Work required >>
From the data that follows, copy every line holding the string "into".

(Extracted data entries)
------------------------------------------------------------------------

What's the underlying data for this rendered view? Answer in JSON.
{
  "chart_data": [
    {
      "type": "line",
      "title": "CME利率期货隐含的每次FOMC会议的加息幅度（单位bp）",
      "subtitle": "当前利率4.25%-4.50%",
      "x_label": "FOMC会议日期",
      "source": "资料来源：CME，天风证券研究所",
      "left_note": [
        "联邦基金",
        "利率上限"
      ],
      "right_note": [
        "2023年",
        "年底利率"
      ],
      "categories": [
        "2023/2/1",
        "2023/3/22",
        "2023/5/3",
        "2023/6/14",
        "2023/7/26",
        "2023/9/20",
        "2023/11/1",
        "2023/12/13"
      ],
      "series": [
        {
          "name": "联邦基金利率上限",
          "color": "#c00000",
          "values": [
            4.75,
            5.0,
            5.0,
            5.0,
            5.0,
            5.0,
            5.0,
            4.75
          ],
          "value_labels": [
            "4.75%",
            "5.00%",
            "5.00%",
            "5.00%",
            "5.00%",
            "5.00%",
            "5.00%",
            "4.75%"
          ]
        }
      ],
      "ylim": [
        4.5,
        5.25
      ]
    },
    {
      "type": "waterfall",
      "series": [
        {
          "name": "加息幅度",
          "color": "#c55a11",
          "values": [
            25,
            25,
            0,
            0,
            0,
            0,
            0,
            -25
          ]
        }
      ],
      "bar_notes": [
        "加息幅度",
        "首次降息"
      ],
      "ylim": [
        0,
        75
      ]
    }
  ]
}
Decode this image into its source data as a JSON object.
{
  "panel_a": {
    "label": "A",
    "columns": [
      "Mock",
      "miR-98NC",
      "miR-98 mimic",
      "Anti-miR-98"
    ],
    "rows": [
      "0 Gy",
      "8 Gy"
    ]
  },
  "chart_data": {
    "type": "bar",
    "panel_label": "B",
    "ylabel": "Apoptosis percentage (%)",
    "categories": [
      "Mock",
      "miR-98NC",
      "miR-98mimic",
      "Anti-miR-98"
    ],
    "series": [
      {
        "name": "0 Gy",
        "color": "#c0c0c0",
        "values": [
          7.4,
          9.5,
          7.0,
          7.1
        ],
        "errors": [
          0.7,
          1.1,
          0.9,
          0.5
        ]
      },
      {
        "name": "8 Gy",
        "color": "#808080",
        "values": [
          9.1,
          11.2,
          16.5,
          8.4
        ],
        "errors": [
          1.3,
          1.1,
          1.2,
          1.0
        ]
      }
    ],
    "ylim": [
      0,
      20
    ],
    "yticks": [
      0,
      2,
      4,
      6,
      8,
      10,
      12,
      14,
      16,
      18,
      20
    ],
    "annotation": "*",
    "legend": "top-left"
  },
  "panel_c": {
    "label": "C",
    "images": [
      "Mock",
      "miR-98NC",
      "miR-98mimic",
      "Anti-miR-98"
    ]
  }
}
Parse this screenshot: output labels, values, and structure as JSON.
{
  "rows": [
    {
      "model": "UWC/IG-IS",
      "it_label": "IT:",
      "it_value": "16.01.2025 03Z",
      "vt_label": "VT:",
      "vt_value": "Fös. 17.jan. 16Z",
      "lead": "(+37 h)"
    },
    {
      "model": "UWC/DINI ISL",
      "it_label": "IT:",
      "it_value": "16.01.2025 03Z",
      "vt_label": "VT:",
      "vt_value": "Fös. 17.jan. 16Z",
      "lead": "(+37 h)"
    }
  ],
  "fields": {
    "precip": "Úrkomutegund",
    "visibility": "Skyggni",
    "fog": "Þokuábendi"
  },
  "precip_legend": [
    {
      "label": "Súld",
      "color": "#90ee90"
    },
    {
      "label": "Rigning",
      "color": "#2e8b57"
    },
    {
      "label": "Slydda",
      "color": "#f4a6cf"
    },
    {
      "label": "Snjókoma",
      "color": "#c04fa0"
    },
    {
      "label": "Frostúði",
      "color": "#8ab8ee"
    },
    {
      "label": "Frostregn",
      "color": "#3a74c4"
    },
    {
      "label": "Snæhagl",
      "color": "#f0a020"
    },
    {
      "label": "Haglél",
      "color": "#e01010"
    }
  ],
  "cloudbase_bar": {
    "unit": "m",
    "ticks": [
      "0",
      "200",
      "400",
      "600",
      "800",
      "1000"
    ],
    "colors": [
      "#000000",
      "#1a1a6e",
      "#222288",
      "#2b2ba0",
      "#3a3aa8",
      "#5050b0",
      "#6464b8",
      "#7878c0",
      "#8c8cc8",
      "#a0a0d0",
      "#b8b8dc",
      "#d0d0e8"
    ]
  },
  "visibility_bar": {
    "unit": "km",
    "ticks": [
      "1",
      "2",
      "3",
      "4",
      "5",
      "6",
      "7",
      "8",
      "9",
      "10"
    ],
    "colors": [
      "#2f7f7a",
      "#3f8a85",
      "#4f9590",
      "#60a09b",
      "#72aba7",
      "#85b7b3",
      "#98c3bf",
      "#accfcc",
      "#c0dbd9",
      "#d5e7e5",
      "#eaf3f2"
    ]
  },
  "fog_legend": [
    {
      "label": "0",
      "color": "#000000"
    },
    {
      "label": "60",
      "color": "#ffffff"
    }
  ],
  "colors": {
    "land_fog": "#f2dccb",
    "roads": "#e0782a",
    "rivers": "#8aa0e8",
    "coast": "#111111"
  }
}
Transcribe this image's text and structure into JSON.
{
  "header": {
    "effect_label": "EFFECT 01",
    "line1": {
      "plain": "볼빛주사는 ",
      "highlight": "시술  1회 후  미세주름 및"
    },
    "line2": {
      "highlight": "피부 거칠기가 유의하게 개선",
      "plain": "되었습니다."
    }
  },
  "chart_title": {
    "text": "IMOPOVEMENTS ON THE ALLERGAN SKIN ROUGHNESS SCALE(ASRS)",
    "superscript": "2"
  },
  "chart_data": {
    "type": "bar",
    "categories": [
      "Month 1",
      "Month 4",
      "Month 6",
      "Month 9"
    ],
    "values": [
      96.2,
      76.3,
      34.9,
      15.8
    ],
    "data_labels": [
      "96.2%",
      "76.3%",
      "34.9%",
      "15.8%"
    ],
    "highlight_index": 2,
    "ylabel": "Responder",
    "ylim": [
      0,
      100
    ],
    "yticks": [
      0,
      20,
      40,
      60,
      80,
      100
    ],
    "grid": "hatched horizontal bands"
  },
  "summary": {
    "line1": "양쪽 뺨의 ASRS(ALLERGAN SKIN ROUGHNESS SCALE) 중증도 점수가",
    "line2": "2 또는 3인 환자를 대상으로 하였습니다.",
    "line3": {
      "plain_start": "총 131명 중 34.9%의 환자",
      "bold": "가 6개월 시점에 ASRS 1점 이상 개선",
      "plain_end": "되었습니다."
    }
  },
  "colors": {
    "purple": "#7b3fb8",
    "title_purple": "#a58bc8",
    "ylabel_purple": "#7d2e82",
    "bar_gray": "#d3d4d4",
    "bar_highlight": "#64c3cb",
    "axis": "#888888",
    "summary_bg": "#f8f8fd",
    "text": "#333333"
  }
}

------------------------------------------------------------------------

Full solution >>
Decode this image into its source data as a JSON object.
Transcribe this image's text and structure into JSON.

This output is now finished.